• **Aim**
Each line below is to be written out in full, exactly as shown.

(Recorded data)
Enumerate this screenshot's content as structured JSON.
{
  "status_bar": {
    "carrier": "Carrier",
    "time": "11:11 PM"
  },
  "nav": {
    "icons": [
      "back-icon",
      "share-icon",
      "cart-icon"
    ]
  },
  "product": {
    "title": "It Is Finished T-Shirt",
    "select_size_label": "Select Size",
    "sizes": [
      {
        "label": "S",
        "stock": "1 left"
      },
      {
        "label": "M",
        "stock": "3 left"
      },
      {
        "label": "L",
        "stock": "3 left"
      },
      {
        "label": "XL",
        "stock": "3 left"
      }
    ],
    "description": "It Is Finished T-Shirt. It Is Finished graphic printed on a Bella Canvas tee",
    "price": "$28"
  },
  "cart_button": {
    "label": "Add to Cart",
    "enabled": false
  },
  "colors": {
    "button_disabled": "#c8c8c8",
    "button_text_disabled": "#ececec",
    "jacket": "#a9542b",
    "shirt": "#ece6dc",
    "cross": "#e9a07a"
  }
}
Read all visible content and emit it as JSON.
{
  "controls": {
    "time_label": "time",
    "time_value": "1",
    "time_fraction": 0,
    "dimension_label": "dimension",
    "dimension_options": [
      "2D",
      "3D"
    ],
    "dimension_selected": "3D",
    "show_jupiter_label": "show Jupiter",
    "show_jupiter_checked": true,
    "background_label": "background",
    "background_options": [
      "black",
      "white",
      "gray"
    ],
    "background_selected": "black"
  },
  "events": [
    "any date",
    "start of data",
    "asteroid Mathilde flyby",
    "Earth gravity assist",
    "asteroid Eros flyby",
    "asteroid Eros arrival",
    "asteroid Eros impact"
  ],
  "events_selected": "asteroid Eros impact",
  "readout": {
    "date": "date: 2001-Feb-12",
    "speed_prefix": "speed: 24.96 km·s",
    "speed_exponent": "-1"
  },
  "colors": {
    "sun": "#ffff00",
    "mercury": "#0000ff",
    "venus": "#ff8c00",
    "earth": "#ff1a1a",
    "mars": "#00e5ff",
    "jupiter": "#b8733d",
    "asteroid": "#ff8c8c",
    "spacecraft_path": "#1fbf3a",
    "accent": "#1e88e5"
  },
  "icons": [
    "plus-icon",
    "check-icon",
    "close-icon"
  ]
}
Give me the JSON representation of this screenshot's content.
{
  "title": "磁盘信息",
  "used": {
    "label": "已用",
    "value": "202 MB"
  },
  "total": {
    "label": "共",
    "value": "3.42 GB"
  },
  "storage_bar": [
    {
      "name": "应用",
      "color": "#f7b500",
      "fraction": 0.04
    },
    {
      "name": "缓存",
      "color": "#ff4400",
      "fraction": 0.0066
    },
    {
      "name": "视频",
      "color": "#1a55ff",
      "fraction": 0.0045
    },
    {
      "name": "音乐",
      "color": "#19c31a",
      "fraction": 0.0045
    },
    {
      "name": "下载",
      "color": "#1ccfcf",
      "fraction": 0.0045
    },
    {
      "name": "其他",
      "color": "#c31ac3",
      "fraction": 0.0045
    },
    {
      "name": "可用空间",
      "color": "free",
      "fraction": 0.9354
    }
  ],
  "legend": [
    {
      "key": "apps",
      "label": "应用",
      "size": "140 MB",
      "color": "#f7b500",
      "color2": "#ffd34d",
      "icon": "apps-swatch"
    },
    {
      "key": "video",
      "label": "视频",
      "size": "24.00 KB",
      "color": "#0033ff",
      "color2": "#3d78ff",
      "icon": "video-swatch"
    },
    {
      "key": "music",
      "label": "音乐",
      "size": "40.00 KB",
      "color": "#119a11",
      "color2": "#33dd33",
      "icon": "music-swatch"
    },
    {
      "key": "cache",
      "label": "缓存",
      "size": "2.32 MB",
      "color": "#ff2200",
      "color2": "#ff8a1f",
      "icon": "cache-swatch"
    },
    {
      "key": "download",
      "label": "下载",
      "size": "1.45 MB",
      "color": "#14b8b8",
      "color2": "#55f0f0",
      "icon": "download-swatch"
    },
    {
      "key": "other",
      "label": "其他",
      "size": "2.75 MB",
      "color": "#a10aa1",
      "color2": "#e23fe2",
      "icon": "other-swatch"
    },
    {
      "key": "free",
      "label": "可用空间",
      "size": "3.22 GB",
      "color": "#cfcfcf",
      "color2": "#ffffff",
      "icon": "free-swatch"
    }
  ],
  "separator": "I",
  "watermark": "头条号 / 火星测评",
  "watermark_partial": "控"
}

• **Expected answer**
Enumerate this screenshot's content as structured JSON.
{
  "status_bar": {
    "carrier": "Carrier",
    "time": "11:11 PM"
  },
  "nav": {
    "icons": [
      "back-icon",
      "share-icon",
      "cart-icon"
    ]
  },
  "product": {
    "title": "It Is Finished T-Shirt",
    "select_size_label": "Select Size",
    "sizes": [
      {
        "label": "S",
        "stock": "1 left"
      },
      {
        "label": "M",
        "stock": "3 left"
      },
      {
        "label": "L",
        "stock": "3 left"
      },
      {
        "label": "XL",
        "stock": "3 left"
      }
    ],
    "description": "It Is Finished T-Shirt. It Is Finished graphic printed on a Bella Canvas tee",
    "price": "$28"
  },
  "cart_button": {
    "label": "Add to Cart",
    "enabled": false
  },
  "colors": {
    "button_disabled": "#c8c8c8",
    "button_text_disabled": "#ececec",
    "jacket": "#a9542b",
    "shirt": "#ece6dc",
    "cross": "#e9a07a"
  }
}
Read all visible content and emit it as JSON.
{
  "controls": {
    "time_label": "time",
    "time_value": "1",
    "time_fraction": 0,
    "dimension_label": "dimension",
    "dimension_options": [
      "2D",
      "3D"
    ],
    "dimension_selected": "3D",
    "show_jupiter_label": "show Jupiter",
    "show_jupiter_checked": true,
    "background_label": "background",
    "background_options": [
      "black",
      "white",
      "gray"
    ],
    "background_selected": "black"
  },
  "events": [
    "any date",
    "start of data",
    "asteroid Mathilde flyby",
    "Earth gravity assist",
    "asteroid Eros flyby",
    "asteroid Eros arrival",
    "asteroid Eros impact"
  ],
  "events_selected": "asteroid Eros impact",
  "readout": {
    "date": "date: 2001-Feb-12",
    "speed_prefix": "speed: 24.96 km·s",
    "speed_exponent": "-1"
  },
  "colors": {
    "sun": "#ffff00",
    "mercury": "#0000ff",
    "venus": "#ff8c00",
    "earth": "#ff1a1a",
    "mars": "#00e5ff",
    "jupiter": "#b8733d",
    "asteroid": "#ff8c8c",
    "spacecraft_path": "#1fbf3a",
    "accent": "#1e88e5"
  },
  "icons": [
    "plus-icon",
    "check-icon",
    "close-icon"
  ]
}
Give me the JSON representation of this screenshot's content.
{
  "title": "磁盘信息",
  "used": {
    "label": "已用",
    "value": "202 MB"
  },
  "total": {
    "label": "共",
    "value": "3.42 GB"
  },
  "storage_bar": [
    {
      "name": "应用",
      "color": "#f7b500",
      "fraction": 0.04
    },
    {
      "name": "缓存",
      "color": "#ff4400",
      "fraction": 0.0066
    },
    {
      "name": "视频",
      "color": "#1a55ff",
      "fraction": 0.0045
    },
    {
      "name": "音乐",
      "color": "#19c31a",
      "fraction": 0.0045
    },
    {
      "name": "下载",
      "color": "#1ccfcf",
      "fraction": 0.0045
    },
    {
      "name": "其他",
      "color": "#c31ac3",
      "fraction": 0.0045
    },
    {
      "name": "可用空间",
      "color": "free",
      "fraction": 0.9354
    }
  ],
  "legend": [
    {
      "key": "apps",
      "label": "应用",
      "size": "140 MB",
      "color": "#f7b500",
      "color2": "#ffd34d",
      "icon": "apps-swatch"
    },
    {
      "key": "video",
      "label": "视频",
      "size": "24.00 KB",
      "color": "#0033ff",
      "color2": "#3d78ff",
      "icon": "video-swatch"
    },
    {
      "key": "music",
      "label": "音乐",
      "size": "40.00 KB",
      "color": "#119a11",
      "color2": "#33dd33",
      "icon": "music-swatch"
    },
    {
      "key": "cache",
      "label": "缓存",
      "size": "2.32 MB",
      "color": "#ff2200",
      "color2": "#ff8a1f",
      "icon": "cache-swatch"
    },
    {
      "key": "download",
      "label": "下载",
      "size": "1.45 MB",
      "color": "#14b8b8",
      "color2": "#55f0f0",
      "icon": "download-swatch"
    },
    {
      "key": "other",
      "label": "其他",
      "size": "2.75 MB",
      "color": "#a10aa1",
      "color2": "#e23fe2",
      "icon": "other-swatch"
    },
    {
      "key": "free",
      "label": "可用空间",
      "size": "3.22 GB",
      "color": "#cfcfcf",
      "color2": "#ffffff",
      "icon": "free-swatch"
    }
  ],
  "separator": "I",
  "watermark": "头条号 / 火星测评",
  "watermark_partial": "控"
}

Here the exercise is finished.